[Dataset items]

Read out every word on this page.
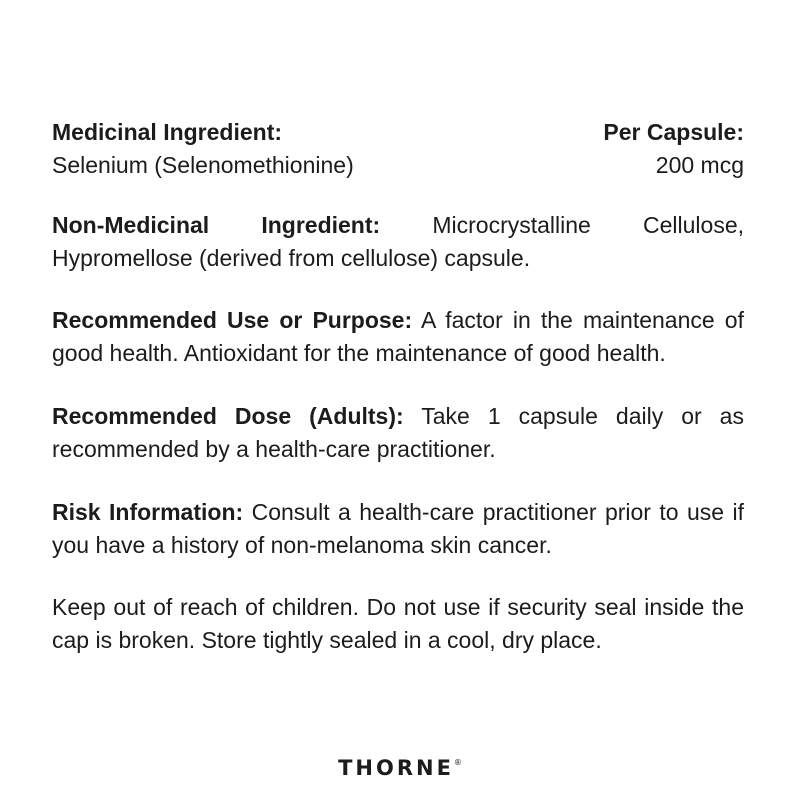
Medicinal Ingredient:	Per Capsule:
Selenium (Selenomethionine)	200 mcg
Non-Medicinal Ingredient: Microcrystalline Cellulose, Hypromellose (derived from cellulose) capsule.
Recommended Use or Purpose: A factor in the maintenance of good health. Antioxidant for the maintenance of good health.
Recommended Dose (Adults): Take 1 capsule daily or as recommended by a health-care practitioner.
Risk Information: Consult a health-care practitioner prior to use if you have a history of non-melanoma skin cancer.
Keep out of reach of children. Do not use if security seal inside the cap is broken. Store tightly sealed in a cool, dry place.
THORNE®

_WHAT THE EXERCISE ASKS_
Every line in the data above that contains "Recommended" needs to be copied.

_RESPONSE BELOW_
Recommended Use or Purpose: A factor in the maintenance of good health. Antioxidant for the maintenance of good health.
Recommended Dose (Adults): Take 1 capsule daily or as recommended by a health-care practitioner.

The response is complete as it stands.